DO THIS: Please retype the material below line for line, changing nothing.

DATA ENTRIES:

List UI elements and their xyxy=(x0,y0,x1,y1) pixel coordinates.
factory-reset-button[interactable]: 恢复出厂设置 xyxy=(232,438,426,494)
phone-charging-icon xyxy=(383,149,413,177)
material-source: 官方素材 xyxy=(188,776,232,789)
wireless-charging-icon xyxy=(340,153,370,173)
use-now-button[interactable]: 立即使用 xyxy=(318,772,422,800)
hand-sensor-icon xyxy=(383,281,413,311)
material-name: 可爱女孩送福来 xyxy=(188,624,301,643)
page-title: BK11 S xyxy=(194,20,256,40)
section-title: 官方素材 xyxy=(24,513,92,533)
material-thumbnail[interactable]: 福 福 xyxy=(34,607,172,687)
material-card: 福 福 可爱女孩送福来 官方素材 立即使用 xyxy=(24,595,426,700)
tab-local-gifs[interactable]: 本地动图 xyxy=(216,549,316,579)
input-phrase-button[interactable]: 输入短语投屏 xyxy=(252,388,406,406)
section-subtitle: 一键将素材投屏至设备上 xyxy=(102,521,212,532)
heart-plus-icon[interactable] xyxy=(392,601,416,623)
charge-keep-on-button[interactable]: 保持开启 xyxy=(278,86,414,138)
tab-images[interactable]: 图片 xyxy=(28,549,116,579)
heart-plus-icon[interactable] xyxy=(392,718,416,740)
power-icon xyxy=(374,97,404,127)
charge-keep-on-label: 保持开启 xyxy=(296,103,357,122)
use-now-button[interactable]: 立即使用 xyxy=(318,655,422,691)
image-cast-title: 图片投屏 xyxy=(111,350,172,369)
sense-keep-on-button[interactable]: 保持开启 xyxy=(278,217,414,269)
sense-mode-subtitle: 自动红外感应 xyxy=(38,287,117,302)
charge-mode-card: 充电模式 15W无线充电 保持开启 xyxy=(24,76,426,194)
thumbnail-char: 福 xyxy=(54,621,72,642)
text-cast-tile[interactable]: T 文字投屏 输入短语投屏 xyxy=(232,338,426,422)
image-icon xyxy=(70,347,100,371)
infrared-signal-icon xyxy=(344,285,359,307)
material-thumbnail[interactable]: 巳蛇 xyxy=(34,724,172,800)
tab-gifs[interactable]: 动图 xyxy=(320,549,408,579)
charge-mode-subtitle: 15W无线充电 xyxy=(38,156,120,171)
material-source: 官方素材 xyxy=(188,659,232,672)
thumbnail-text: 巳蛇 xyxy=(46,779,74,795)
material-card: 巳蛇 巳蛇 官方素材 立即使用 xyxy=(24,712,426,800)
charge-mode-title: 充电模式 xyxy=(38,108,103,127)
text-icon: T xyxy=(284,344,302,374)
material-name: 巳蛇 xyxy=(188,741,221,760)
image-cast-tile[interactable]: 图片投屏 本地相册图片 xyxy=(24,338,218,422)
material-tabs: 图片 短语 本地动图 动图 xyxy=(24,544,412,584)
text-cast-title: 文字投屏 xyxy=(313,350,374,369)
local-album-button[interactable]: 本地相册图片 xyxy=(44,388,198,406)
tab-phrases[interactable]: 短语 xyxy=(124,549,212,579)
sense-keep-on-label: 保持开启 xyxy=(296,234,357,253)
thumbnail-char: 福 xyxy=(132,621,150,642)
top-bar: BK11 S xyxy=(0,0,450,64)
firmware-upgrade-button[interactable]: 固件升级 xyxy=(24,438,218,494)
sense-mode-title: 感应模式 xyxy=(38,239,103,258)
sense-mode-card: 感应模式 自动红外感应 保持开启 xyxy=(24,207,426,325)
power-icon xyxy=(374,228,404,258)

ANSWER FOR THIS EXERCISE:
List UI elements and their xyxy=(x0,y0,x1,y1) pixel coordinates.
factory-reset-button[interactable]: 恢复出厂设置 xyxy=(232,438,426,494)
phone-charging-icon xyxy=(383,149,413,177)
material-source: 官方素材 xyxy=(188,776,232,789)
wireless-charging-icon xyxy=(340,153,370,173)
use-now-button[interactable]: 立即使用 xyxy=(318,772,422,800)
hand-sensor-icon xyxy=(383,281,413,311)
material-name: 可爱女孩送福来 xyxy=(188,624,301,643)
page-title: BK11 S xyxy=(194,20,256,40)
section-title: 官方素材 xyxy=(24,513,92,533)
material-thumbnail[interactable]: 福 福 xyxy=(34,607,172,687)
material-card: 福 福 可爱女孩送福来 官方素材 立即使用 xyxy=(24,595,426,700)
tab-local-gifs[interactable]: 本地动图 xyxy=(216,549,316,579)
input-phrase-button[interactable]: 输入短语投屏 xyxy=(252,388,406,406)
section-subtitle: 一键将素材投屏至设备上 xyxy=(102,521,212,532)
heart-plus-icon[interactable] xyxy=(392,601,416,623)
charge-keep-on-button[interactable]: 保持开启 xyxy=(278,86,414,138)
tab-images[interactable]: 图片 xyxy=(28,549,116,579)
heart-plus-icon[interactable] xyxy=(392,718,416,740)
power-icon xyxy=(374,97,404,127)
charge-keep-on-label: 保持开启 xyxy=(296,103,357,122)
use-now-button[interactable]: 立即使用 xyxy=(318,655,422,691)
image-cast-title: 图片投屏 xyxy=(111,350,172,369)
sense-keep-on-button[interactable]: 保持开启 xyxy=(278,217,414,269)
sense-mode-subtitle: 自动红外感应 xyxy=(38,287,117,302)
charge-mode-card: 充电模式 15W无线充电 保持开启 xyxy=(24,76,426,194)
thumbnail-char: 福 xyxy=(54,621,72,642)
text-cast-tile[interactable]: T 文字投屏 输入短语投屏 xyxy=(232,338,426,422)
image-icon xyxy=(70,347,100,371)
infrared-signal-icon xyxy=(344,285,359,307)
material-thumbnail[interactable]: 巳蛇 xyxy=(34,724,172,800)
tab-gifs[interactable]: 动图 xyxy=(320,549,408,579)
charge-mode-subtitle: 15W无线充电 xyxy=(38,156,120,171)
material-source: 官方素材 xyxy=(188,659,232,672)
thumbnail-text: 巳蛇 xyxy=(46,779,74,795)
material-card: 巳蛇 巳蛇 官方素材 立即使用 xyxy=(24,712,426,800)
charge-mode-title: 充电模式 xyxy=(38,108,103,127)
text-icon: T xyxy=(284,344,302,374)
material-name: 巳蛇 xyxy=(188,741,221,760)
image-cast-tile[interactable]: 图片投屏 本地相册图片 xyxy=(24,338,218,422)
material-tabs: 图片 短语 本地动图 动图 xyxy=(24,544,412,584)
text-cast-title: 文字投屏 xyxy=(313,350,374,369)
local-album-button[interactable]: 本地相册图片 xyxy=(44,388,198,406)
tab-phrases[interactable]: 短语 xyxy=(124,549,212,579)
sense-keep-on-label: 保持开启 xyxy=(296,234,357,253)
thumbnail-char: 福 xyxy=(132,621,150,642)
top-bar: BK11 S xyxy=(0,0,450,64)
firmware-upgrade-button[interactable]: 固件升级 xyxy=(24,438,218,494)
sense-mode-title: 感应模式 xyxy=(38,239,103,258)
sense-mode-card: 感应模式 自动红外感应 保持开启 xyxy=(24,207,426,325)
power-icon xyxy=(374,228,404,258)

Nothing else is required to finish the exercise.